| Source material |
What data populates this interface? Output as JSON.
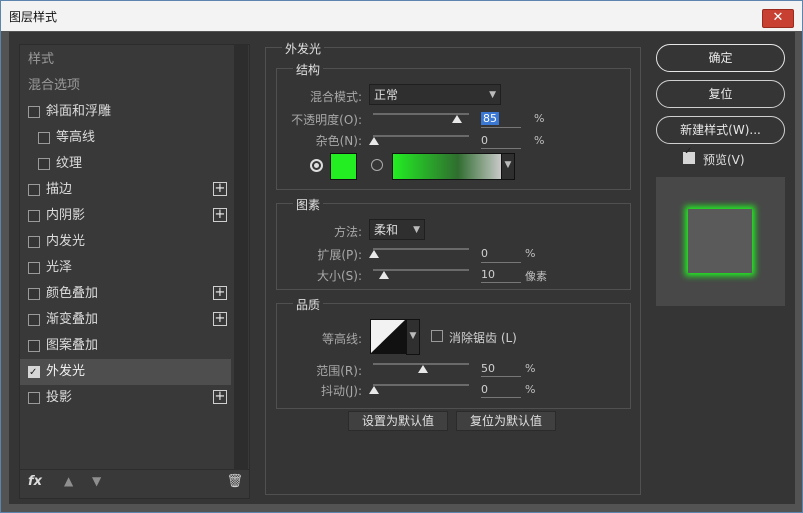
{
  "window": {
    "title": "图层样式",
    "close": "✕"
  },
  "sidebar": {
    "items": [
      {
        "label": "样式"
      },
      {
        "label": "混合选项"
      },
      {
        "label": "斜面和浮雕"
      },
      {
        "label": "等高线"
      },
      {
        "label": "纹理"
      },
      {
        "label": "描边"
      },
      {
        "label": "内阴影"
      },
      {
        "label": "内发光"
      },
      {
        "label": "光泽"
      },
      {
        "label": "颜色叠加"
      },
      {
        "label": "渐变叠加"
      },
      {
        "label": "图案叠加"
      },
      {
        "label": "外发光"
      },
      {
        "label": "投影"
      }
    ],
    "footer": {
      "fx": "fx",
      "up": "▲",
      "down": "▼",
      "trash": "🗑"
    }
  },
  "panel": {
    "title": "外发光",
    "structure": {
      "title": "结构",
      "blend_label": "混合模式:",
      "blend_value": "正常",
      "opacity_label": "不透明度(O):",
      "opacity_value": "85",
      "noise_label": "杂色(N):",
      "noise_value": "0",
      "percent": "%",
      "glow_color": "#22ee22"
    },
    "elements": {
      "title": "图素",
      "method_label": "方法:",
      "method_value": "柔和",
      "spread_label": "扩展(P):",
      "spread_value": "0",
      "size_label": "大小(S):",
      "size_value": "10",
      "size_unit": "像素",
      "percent": "%"
    },
    "quality": {
      "title": "品质",
      "contour_label": "等高线:",
      "antialias_label": "消除锯齿 (L)",
      "range_label": "范围(R):",
      "range_value": "50",
      "jitter_label": "抖动(J):",
      "jitter_value": "0",
      "percent": "%"
    },
    "make_default": "设置为默认值",
    "reset_default": "复位为默认值"
  },
  "right": {
    "ok": "确定",
    "reset": "复位",
    "new_style": "新建样式(W)...",
    "preview_label": "预览(V)"
  },
  "chevron": "⌄"
}
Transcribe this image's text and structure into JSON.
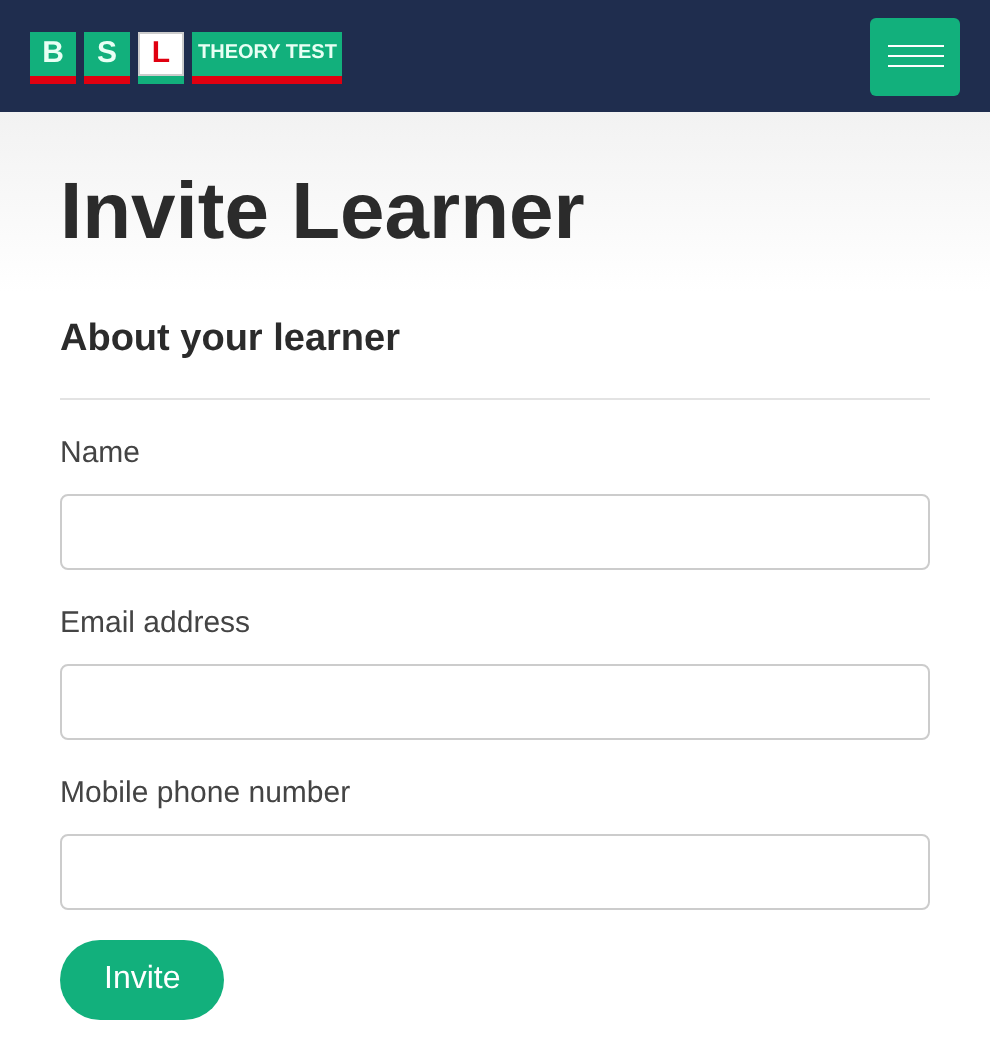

| Task requirements |
Reproduce every entry word for word, but skip any pictures.

| The completed task |
What data populates this interface? Output as JSON.
{
  "window": {
    "title": "图层样式",
    "close": "✕"
  },
  "sidebar": {
    "items": [
      {
        "label": "样式"
      },
      {
        "label": "混合选项"
      },
      {
        "label": "斜面和浮雕"
      },
      {
        "label": "等高线"
      },
      {
        "label": "纹理"
      },
      {
        "label": "描边"
      },
      {
        "label": "内阴影"
      },
      {
        "label": "内发光"
      },
      {
        "label": "光泽"
      },
      {
        "label": "颜色叠加"
      },
      {
        "label": "渐变叠加"
      },
      {
        "label": "图案叠加"
      },
      {
        "label": "外发光"
      },
      {
        "label": "投影"
      }
    ],
    "footer": {
      "fx": "fx",
      "up": "▲",
      "down": "▼",
      "trash": "🗑"
    }
  },
  "panel": {
    "title": "外发光",
    "structure": {
      "title": "结构",
      "blend_label": "混合模式:",
      "blend_value": "正常",
      "opacity_label": "不透明度(O):",
      "opacity_value": "85",
      "noise_label": "杂色(N):",
      "noise_value": "0",
      "percent": "%",
      "glow_color": "#22ee22"
    },
    "elements": {
      "title": "图素",
      "method_label": "方法:",
      "method_value": "柔和",
      "spread_label": "扩展(P):",
      "spread_value": "0",
      "size_label": "大小(S):",
      "size_value": "10",
      "size_unit": "像素",
      "percent": "%"
    },
    "quality": {
      "title": "品质",
      "contour_label": "等高线:",
      "antialias_label": "消除锯齿 (L)",
      "range_label": "范围(R):",
      "range_value": "50",
      "jitter_label": "抖动(J):",
      "jitter_value": "0",
      "percent": "%"
    },
    "make_default": "设置为默认值",
    "reset_default": "复位为默认值"
  },
  "right": {
    "ok": "确定",
    "reset": "复位",
    "new_style": "新建样式(W)...",
    "preview_label": "预览(V)"
  },
  "chevron": "⌄"
}
Transcribe this image's text and structure into JSON.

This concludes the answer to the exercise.